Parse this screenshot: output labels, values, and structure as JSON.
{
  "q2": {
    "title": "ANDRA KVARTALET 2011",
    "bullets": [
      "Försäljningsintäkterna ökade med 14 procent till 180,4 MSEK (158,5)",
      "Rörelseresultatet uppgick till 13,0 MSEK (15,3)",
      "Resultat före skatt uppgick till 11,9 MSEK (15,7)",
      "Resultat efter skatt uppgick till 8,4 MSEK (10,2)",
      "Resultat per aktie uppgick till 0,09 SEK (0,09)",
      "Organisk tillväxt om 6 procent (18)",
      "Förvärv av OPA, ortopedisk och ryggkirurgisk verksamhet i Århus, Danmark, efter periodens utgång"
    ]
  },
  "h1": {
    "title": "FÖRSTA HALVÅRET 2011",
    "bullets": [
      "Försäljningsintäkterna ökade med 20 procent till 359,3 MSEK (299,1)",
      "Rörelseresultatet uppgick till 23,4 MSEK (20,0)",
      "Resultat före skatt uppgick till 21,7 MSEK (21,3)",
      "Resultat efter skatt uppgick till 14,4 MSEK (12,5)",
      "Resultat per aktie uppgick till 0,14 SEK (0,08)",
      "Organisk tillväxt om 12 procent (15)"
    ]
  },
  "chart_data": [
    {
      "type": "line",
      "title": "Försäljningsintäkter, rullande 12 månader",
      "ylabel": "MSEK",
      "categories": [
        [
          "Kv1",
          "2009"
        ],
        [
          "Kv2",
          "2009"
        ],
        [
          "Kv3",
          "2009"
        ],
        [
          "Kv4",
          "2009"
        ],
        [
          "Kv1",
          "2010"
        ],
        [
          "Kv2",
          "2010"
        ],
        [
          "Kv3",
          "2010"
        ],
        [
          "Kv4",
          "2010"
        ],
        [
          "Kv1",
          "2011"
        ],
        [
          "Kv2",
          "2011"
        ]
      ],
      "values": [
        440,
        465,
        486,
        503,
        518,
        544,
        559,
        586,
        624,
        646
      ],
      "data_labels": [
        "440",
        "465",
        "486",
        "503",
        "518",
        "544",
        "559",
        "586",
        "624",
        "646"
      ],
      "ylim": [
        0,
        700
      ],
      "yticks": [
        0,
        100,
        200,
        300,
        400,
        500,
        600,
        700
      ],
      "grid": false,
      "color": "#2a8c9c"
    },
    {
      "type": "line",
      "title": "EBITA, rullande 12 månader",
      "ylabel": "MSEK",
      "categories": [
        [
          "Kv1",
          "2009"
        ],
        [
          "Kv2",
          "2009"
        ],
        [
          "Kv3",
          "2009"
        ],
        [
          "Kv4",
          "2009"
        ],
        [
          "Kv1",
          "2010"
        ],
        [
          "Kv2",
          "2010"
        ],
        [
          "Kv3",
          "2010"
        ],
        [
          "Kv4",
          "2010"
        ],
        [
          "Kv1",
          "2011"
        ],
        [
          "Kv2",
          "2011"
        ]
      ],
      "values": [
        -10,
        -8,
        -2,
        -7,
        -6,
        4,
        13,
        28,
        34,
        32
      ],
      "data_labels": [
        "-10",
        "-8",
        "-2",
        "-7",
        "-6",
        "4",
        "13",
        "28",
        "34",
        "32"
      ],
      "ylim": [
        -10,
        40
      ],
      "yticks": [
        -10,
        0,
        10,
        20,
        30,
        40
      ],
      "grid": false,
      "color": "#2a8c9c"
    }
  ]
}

● What is required:
Reproduce the entire listing word for word.

● Response to this exercise:
Parse this screenshot: output labels, values, and structure as JSON.
{
  "q2": {
    "title": "ANDRA KVARTALET 2011",
    "bullets": [
      "Försäljningsintäkterna ökade med 14 procent till 180,4 MSEK (158,5)",
      "Rörelseresultatet uppgick till 13,0 MSEK (15,3)",
      "Resultat före skatt uppgick till 11,9 MSEK (15,7)",
      "Resultat efter skatt uppgick till 8,4 MSEK (10,2)",
      "Resultat per aktie uppgick till 0,09 SEK (0,09)",
      "Organisk tillväxt om 6 procent (18)",
      "Förvärv av OPA, ortopedisk och ryggkirurgisk verksamhet i Århus, Danmark, efter periodens utgång"
    ]
  },
  "h1": {
    "title": "FÖRSTA HALVÅRET 2011",
    "bullets": [
      "Försäljningsintäkterna ökade med 20 procent till 359,3 MSEK (299,1)",
      "Rörelseresultatet uppgick till 23,4 MSEK (20,0)",
      "Resultat före skatt uppgick till 21,7 MSEK (21,3)",
      "Resultat efter skatt uppgick till 14,4 MSEK (12,5)",
      "Resultat per aktie uppgick till 0,14 SEK (0,08)",
      "Organisk tillväxt om 12 procent (15)"
    ]
  },
  "chart_data": [
    {
      "type": "line",
      "title": "Försäljningsintäkter, rullande 12 månader",
      "ylabel": "MSEK",
      "categories": [
        [
          "Kv1",
          "2009"
        ],
        [
          "Kv2",
          "2009"
        ],
        [
          "Kv3",
          "2009"
        ],
        [
          "Kv4",
          "2009"
        ],
        [
          "Kv1",
          "2010"
        ],
        [
          "Kv2",
          "2010"
        ],
        [
          "Kv3",
          "2010"
        ],
        [
          "Kv4",
          "2010"
        ],
        [
          "Kv1",
          "2011"
        ],
        [
          "Kv2",
          "2011"
        ]
      ],
      "values": [
        440,
        465,
        486,
        503,
        518,
        544,
        559,
        586,
        624,
        646
      ],
      "data_labels": [
        "440",
        "465",
        "486",
        "503",
        "518",
        "544",
        "559",
        "586",
        "624",
        "646"
      ],
      "ylim": [
        0,
        700
      ],
      "yticks": [
        0,
        100,
        200,
        300,
        400,
        500,
        600,
        700
      ],
      "grid": false,
      "color": "#2a8c9c"
    },
    {
      "type": "line",
      "title": "EBITA, rullande 12 månader",
      "ylabel": "MSEK",
      "categories": [
        [
          "Kv1",
          "2009"
        ],
        [
          "Kv2",
          "2009"
        ],
        [
          "Kv3",
          "2009"
        ],
        [
          "Kv4",
          "2009"
        ],
        [
          "Kv1",
          "2010"
        ],
        [
          "Kv2",
          "2010"
        ],
        [
          "Kv3",
          "2010"
        ],
        [
          "Kv4",
          "2010"
        ],
        [
          "Kv1",
          "2011"
        ],
        [
          "Kv2",
          "2011"
        ]
      ],
      "values": [
        -10,
        -8,
        -2,
        -7,
        -6,
        4,
        13,
        28,
        34,
        32
      ],
      "data_labels": [
        "-10",
        "-8",
        "-2",
        "-7",
        "-6",
        "4",
        "13",
        "28",
        "34",
        "32"
      ],
      "ylim": [
        -10,
        40
      ],
      "yticks": [
        -10,
        0,
        10,
        20,
        30,
        40
      ],
      "grid": false,
      "color": "#2a8c9c"
    }
  ]
}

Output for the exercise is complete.